━━ Extracted data ━━
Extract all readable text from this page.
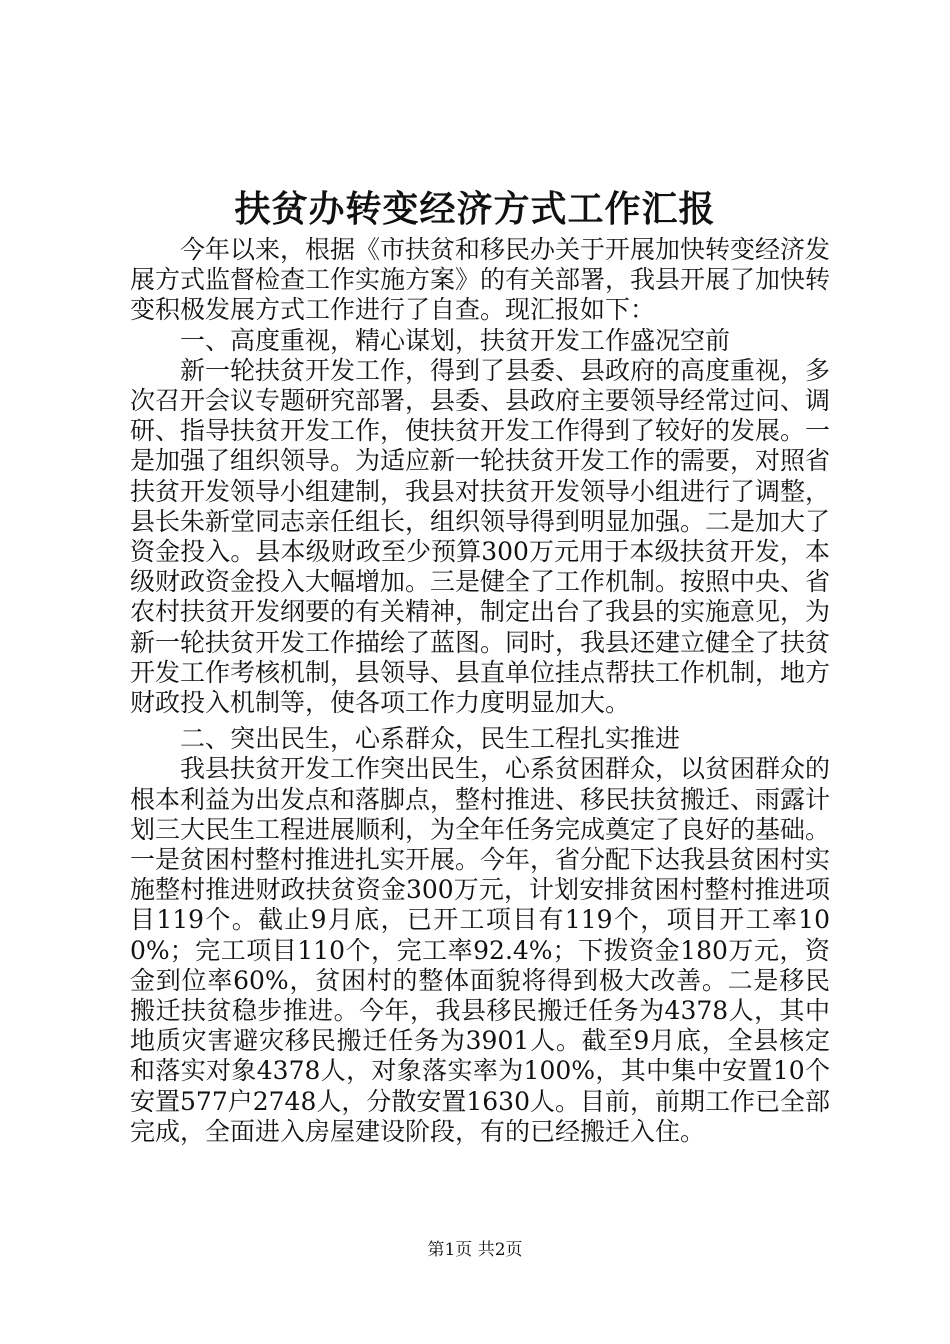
扶贫办转变经济方式工作汇报

今年以来，根据《市扶贫和移民办关于开展加快转变经济发展方式监督检查工作实施方案》的有关部署，我县开展了加快转变积极发展方式工作进行了自查。现汇报如下：

一、高度重视，精心谋划，扶贫开发工作盛况空前

新一轮扶贫开发工作，得到了县委、县政府的高度重视，多次召开会议专题研究部署，县委、县政府主要领导经常过问、调研、指导扶贫开发工作，使扶贫开发工作得到了较好的发展。一是加强了组织领导。为适应新一轮扶贫开发工作的需要，对照省扶贫开发领导小组建制，我县对扶贫开发领导小组进行了调整，县长朱新堂同志亲任组长，组织领导得到明显加强。二是加大了资金投入。县本级财政至少预算300万元用于本级扶贫开发，本级财政资金投入大幅增加。三是健全了工作机制。按照中央、省农村扶贫开发纲要的有关精神，制定出台了我县的实施意见，为新一轮扶贫开发工作描绘了蓝图。同时，我县还建立健全了扶贫开发工作考核机制，县领导、县直单位挂点帮扶工作机制，地方财政投入机制等，使各项工作力度明显加大。

二、突出民生，心系群众，民生工程扎实推进

我县扶贫开发工作突出民生，心系贫困群众，以贫困群众的根本利益为出发点和落脚点，整村推进、移民扶贫搬迁、雨露计划三大民生工程进展顺利，为全年任务完成奠定了良好的基础。一是贫困村整村推进扎实开展。今年，省分配下达我县贫困村实施整村推进财政扶贫资金300万元，计划安排贫困村整村推进项目119个。截止9月底，已开工项目有119个，项目开工率100%；完工项目110个，完工率92.4%；下拨资金180万元，资金到位率60%，贫困村的整体面貌将得到极大改善。二是移民搬迁扶贫稳步推进。今年，我县移民搬迁任务为4378人，其中地质灾害避灾移民搬迁任务为3901人。截至9月底，全县核定和落实对象4378人，对象落实率为100%，其中集中安置10个安置577户2748人，分散安置1630人。目前，前期工作已全部完成，全面进入房屋建设阶段，有的已经搬迁入住。

第1页 共2页
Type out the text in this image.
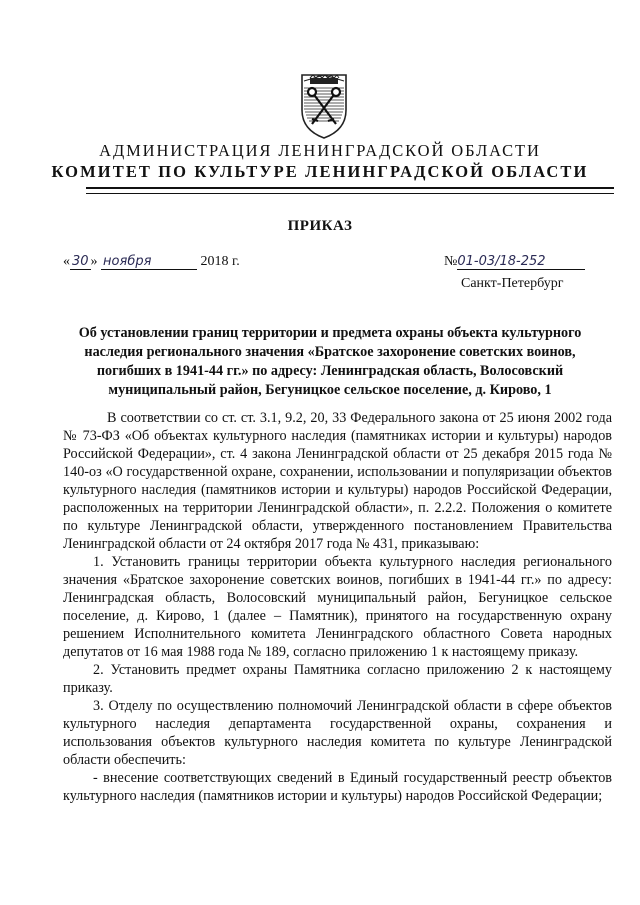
АДМИНИСТРАЦИЯ ЛЕНИНГРАДСКОЙ ОБЛАСТИ
КОМИТЕТ ПО КУЛЬТУРЕ ЛЕНИНГРАДСКОЙ ОБЛАСТИ
ПРИКАЗ
« 30 » ноября	2018 г.	№01-03/18-252
Санкт-Петербург
Об установлении границ территории и предмета охраны объекта культурного наследия регионального значения «Братское захоронение советских воинов, погибших в 1941-44 гг.» по адресу: Ленинградская область, Волосовский муниципальный район, Бегуницкое сельское поселение, д. Кирово, 1

В соответствии со ст. ст. 3.1, 9.2, 20, 33 Федерального закона от 25 июня 2002 года № 73-ФЗ «Об объектах культурного наследия (памятниках истории и культуры) народов Российской Федерации», ст. 4 закона Ленинградской области от 25 декабря 2015 года № 140-оз «О государственной охране, сохранении, использовании и популяризации объектов культурного наследия (памятников истории и культуры) народов Российской Федерации, расположенных на территории Ленинградской области», п. 2.2.2. Положения о комитете по культуре Ленинградской области, утвержденного постановлением Правительства Ленинградской области от 24 октября 2017 года № 431, приказываю:

1. Установить границы территории объекта культурного наследия регионального значения «Братское захоронение советских воинов, погибших в 1941-44 гг.» по адресу: Ленинградская область, Волосовский муниципальный район, Бегуницкое сельское поселение, д. Кирово, 1 (далее – Памятник), принятого на государственную охрану решением Исполнительного комитета Ленинградского областного Совета народных депутатов от 16 мая 1988 года № 189, согласно приложению 1 к настоящему приказу.

2. Установить предмет охраны Памятника согласно приложению 2 к настоящему приказу.

3. Отделу по осуществлению полномочий Ленинградской области в сфере объектов культурного наследия департамента государственной охраны, сохранения и использования объектов культурного наследия комитета по культуре Ленинградской области обеспечить:

- внесение соответствующих сведений в Единый государственный реестр объектов культурного наследия (памятников истории и культуры) народов Российской Федерации;
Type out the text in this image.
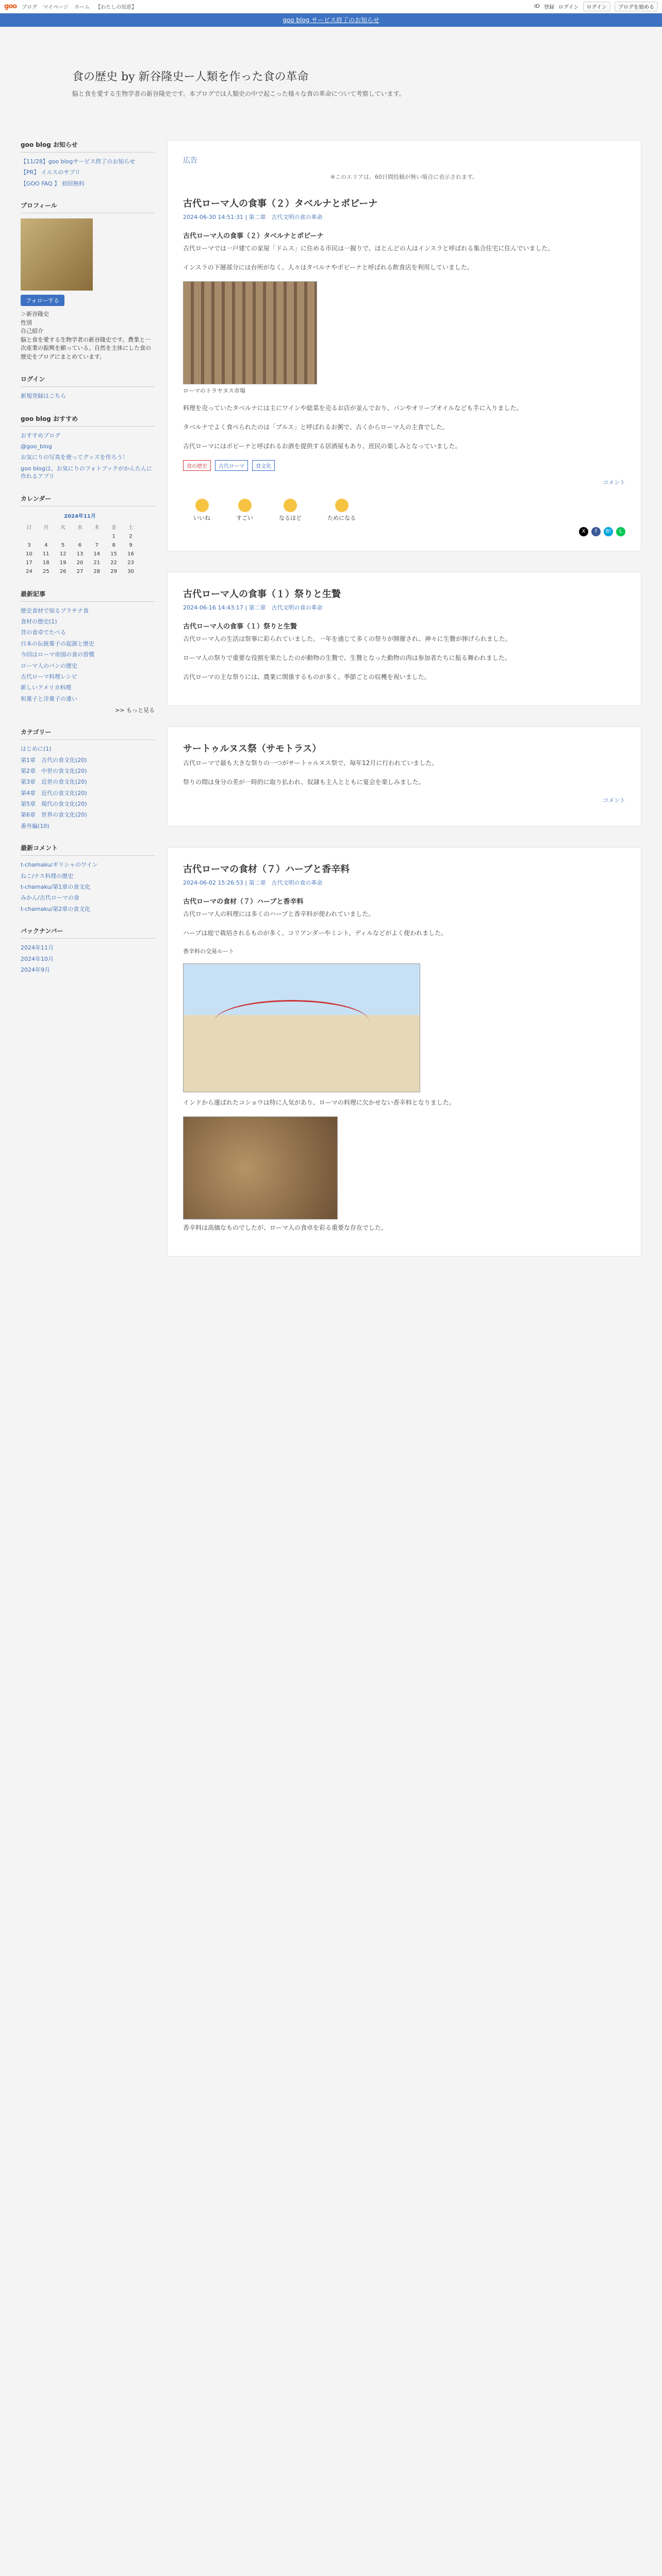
goo ブログ マイページ ホーム 【わたしの知恵】	ID 登録 ログイン	ログイン	ブログを始める
goo blog サービス終了のお知らせ
食の歴史 by 新谷隆史ー人類を作った食の革命
脳と食を愛する生物学者の新谷隆史です。本ブログでは人類史の中で起こった様々な食の革命について考察しています。
goo blog お知らせ
【11/28】goo blogサービス終了のお知らせ
【PR】 イエスのサプリ
【GOO FAQ 】 初回無料
プロフィール
フォローする
＞新谷隆史
性別
自己紹介
脳と食を愛する生物学者の新谷隆史です。農業と一次産業の振興を願っている。自然を主体にした食の歴史をブログにまとめています。
ログイン
新規登録はこちら
goo blog おすすめ
おすすめブログ
@goo_blog
お気にりの写真を使ってグッズを作ろう！
goo blogは、お気にりのフォトブックがかんたんに作れるアプリ
カレンダー
2024年11月
日	月	火	水	木	金	土
					1	2
3	4	5	6	7	8	9
10	11	12	13	14	15	16
17	18	19	20	21	22	23
24	25	26	27	28	29	30
最新記事
歴史食材で知るプラチナ食
食材の歴史(1)
昔の食卓でたべる
日本の伝統菓子の起源と歴史
今回はローマ帝国の食の習慣
ローマ人のパンの歴史
古代ローマ料理レシピ
新しいアメリカ料理
和菓子と洋菓子の違い
>> もっと見る
カテゴリー
はじめに(1)
第1章　古代の食文化(20)
第2章　中世の食文化(20)
第3章　近世の食文化(20)
第4章　近代の食文化(20)
第5章　現代の食文化(20)
第6章　世界の食文化(20)
番外編(10)
最新コメント
t-chamaku/ギリシャのワイン
ねこ/ナス料理の歴史
t-chamaku/第1章の食文化
みかん/古代ローマの食
t-chamaku/第2章の食文化
バックナンバー
2024年11月
2024年10月
2024年9月
広告
※このエリアは、60日間投稿が無い場合に表示されます。
古代ローマ人の食事（２）タベルナとポピーナ
2024-06-30 14:51:31 | 第二章　古代文明の食の革命
古代ローマ人の食事（２）タベルナとポピーナ

古代ローマでは一戸建ての家屋「ドムス」に住める市民は一握りで、ほとんどの人はインスラと呼ばれる集合住宅に住んでいました。

インスラの下層部分には台所がなく、人々はタベルナやポピーナと呼ばれる飲食店を利用していました。

ローマのトラヤヌス市場

料理を売っていたタベルナには主にワインや総菜を売るお店が並んでおり、パンやオリーブオイルなども手に入りました。

タベルナでよく食べられたのは「プルス」と呼ばれるお粥で、古くからローマ人の主食でした。

古代ローマにはポピーナと呼ばれるお酒を提供する居酒屋もあり、庶民の楽しみとなっていました。

食の歴史	古代ローマ	食文化
コメント
いいね	すごい	なるほど	ためになる
X	f	B!	L
古代ローマ人の食事（１）祭りと生贄
2024-06-16 14:43:17 | 第二章　古代文明の食の革命
古代ローマ人の食事（１）祭りと生贄

古代ローマ人の生活は祭事に彩られていました。一年を通じて多くの祭りが開催され、神々に生贄が捧げられました。

ローマ人の祭りで重要な役割を果たしたのが動物の生贄で、生贄となった動物の肉は参加者たちに振る舞われました。

古代ローマの主な祭りには、農業に関係するものが多く、季節ごとの収穫を祝いました。

サートゥルヌス祭（サモトラス）

古代ローマで最も大きな祭りの一つがサートゥルヌス祭で、毎年12月に行われていました。

祭りの間は身分の差が一時的に取り払われ、奴隷も主人とともに宴会を楽しみました。

コメント
古代ローマの食材（７）ハーブと香辛料
2024-06-02 15:26:53 | 第二章　古代文明の食の革命
古代ローマの食材（７）ハーブと香辛料

古代ローマ人の料理には多くのハーブと香辛料が使われていました。

ハーブは庭で栽培されるものが多く、コリアンダーやミント、ディルなどがよく使われました。

香辛料の交易ルート

インドから運ばれたコショウは特に人気があり、ローマの料理に欠かせない香辛料となりました。

香辛料は高価なものでしたが、ローマ人の食卓を彩る重要な存在でした。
━━━
▶ **Written instruction**:
Go through the records above, find every line with the word "приказу", and list those lines.

▶ **Worked answer**:
1. Установить границы территории объекта культурного наследия регионального значения «Братское захоронение советских воинов, погибших в 1941-44 гг.» по адресу: Ленинградская область, Волосовский муниципальный район, Бегуницкое сельское поселение, д. Кирово, 1 (далее – Памятник), принятого на государственную охрану решением Исполнительного комитета Ленинградского областного Совета народных депутатов от 16 мая 1988 года № 189, согласно приложению 1 к настоящему приказу.
2. Установить предмет охраны Памятника согласно приложению 2 к настоящему приказу.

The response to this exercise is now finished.